*WHAT IS ASKED*
Your task is to copy the lines from the line containing "Serialize everything readable" through the end of the listing below, both included, without any pictures.

[Dataset records]
╭──
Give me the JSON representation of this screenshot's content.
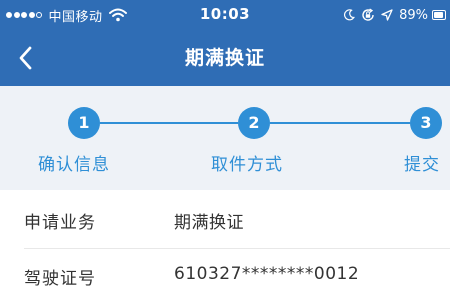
{
  "status_bar": {
    "carrier": "中国移动",
    "time": "10:03",
    "battery": "89%",
    "battery_level": 0.89,
    "signal_bars": 5,
    "signal_filled": 4,
    "icons": [
      "signal-icon",
      "wifi-icon",
      "moon-icon",
      "rotation-lock-icon",
      "location-arrow-icon",
      "battery-icon"
    ]
  },
  "nav": {
    "title": "期满换证",
    "back_icon": "chevron-left-icon"
  },
  "steps": [
    {
      "number": "1",
      "label": "确认信息"
    },
    {
      "number": "2",
      "label": "取件方式"
    },
    {
      "number": "3",
      "label": "提交"
    }
  ],
  "details": [
    {
      "label": "申请业务",
      "value": "期满换证"
    },
    {
      "label": "驾驶证号",
      "value": "610327********0012"
    }
  ],
  "colors": {
    "header": "#2f6db5",
    "accent": "#2f8fd6",
    "stepper_bg": "#eef2f7",
    "text": "#333333"
  }
}
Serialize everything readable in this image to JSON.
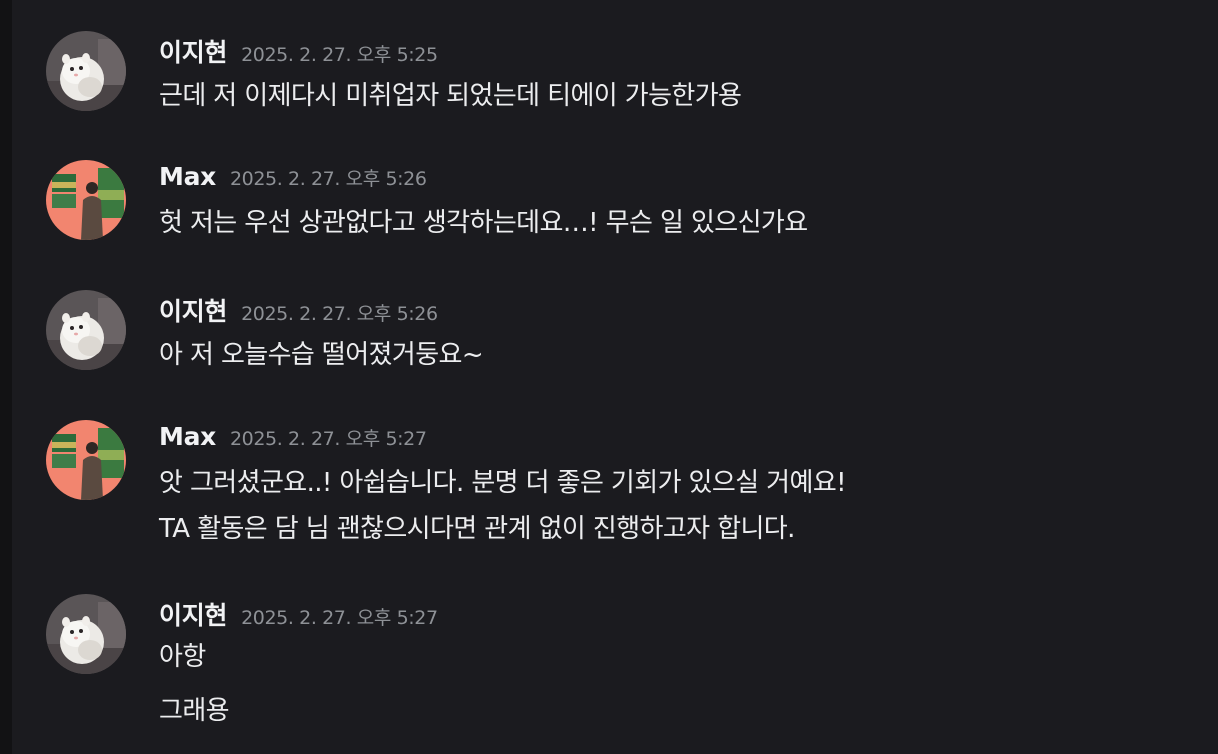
{
  "messages": [
    {
      "author": "이지현",
      "avatar": "hamster-avatar",
      "timestamp": "2025. 2. 27. 오후 5:25",
      "lines": [
        "근데 저 이제다시 미취업자 되었는데 티에이 가능한가용"
      ]
    },
    {
      "author": "Max",
      "avatar": "gallery-avatar",
      "timestamp": "2025. 2. 27. 오후 5:26",
      "lines": [
        "헛 저는 우선 상관없다고 생각하는데요…! 무슨 일 있으신가요"
      ]
    },
    {
      "author": "이지현",
      "avatar": "hamster-avatar",
      "timestamp": "2025. 2. 27. 오후 5:26",
      "lines": [
        "아 저 오늘수습 떨어졌거둥요~"
      ]
    },
    {
      "author": "Max",
      "avatar": "gallery-avatar",
      "timestamp": "2025. 2. 27. 오후 5:27",
      "lines": [
        "앗 그러셨군요..! 아쉽습니다. 분명 더 좋은 기회가 있으실 거예요!",
        "TA 활동은 담 님 괜찮으시다면 관계 없이 진행하고자 합니다."
      ]
    },
    {
      "author": "이지현",
      "avatar": "hamster-avatar",
      "timestamp": "2025. 2. 27. 오후 5:27",
      "lines": [
        "아항",
        "그래용"
      ]
    }
  ],
  "colors": {
    "background": "#1b1b1f",
    "text": "#ecedef",
    "timestamp": "#8e9196",
    "max_avatar_bg": "#f2856f"
  }
}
╰──
*ANSWER TO THIS TASK*
Serialize everything readable in this image to JSON.
{
  "messages": [
    {
      "author": "이지현",
      "avatar": "hamster-avatar",
      "timestamp": "2025. 2. 27. 오후 5:25",
      "lines": [
        "근데 저 이제다시 미취업자 되었는데 티에이 가능한가용"
      ]
    },
    {
      "author": "Max",
      "avatar": "gallery-avatar",
      "timestamp": "2025. 2. 27. 오후 5:26",
      "lines": [
        "헛 저는 우선 상관없다고 생각하는데요…! 무슨 일 있으신가요"
      ]
    },
    {
      "author": "이지현",
      "avatar": "hamster-avatar",
      "timestamp": "2025. 2. 27. 오후 5:26",
      "lines": [
        "아 저 오늘수습 떨어졌거둥요~"
      ]
    },
    {
      "author": "Max",
      "avatar": "gallery-avatar",
      "timestamp": "2025. 2. 27. 오후 5:27",
      "lines": [
        "앗 그러셨군요..! 아쉽습니다. 분명 더 좋은 기회가 있으실 거예요!",
        "TA 활동은 담 님 괜찮으시다면 관계 없이 진행하고자 합니다."
      ]
    },
    {
      "author": "이지현",
      "avatar": "hamster-avatar",
      "timestamp": "2025. 2. 27. 오후 5:27",
      "lines": [
        "아항",
        "그래용"
      ]
    }
  ],
  "colors": {
    "background": "#1b1b1f",
    "text": "#ecedef",
    "timestamp": "#8e9196",
    "max_avatar_bg": "#f2856f"
  }
}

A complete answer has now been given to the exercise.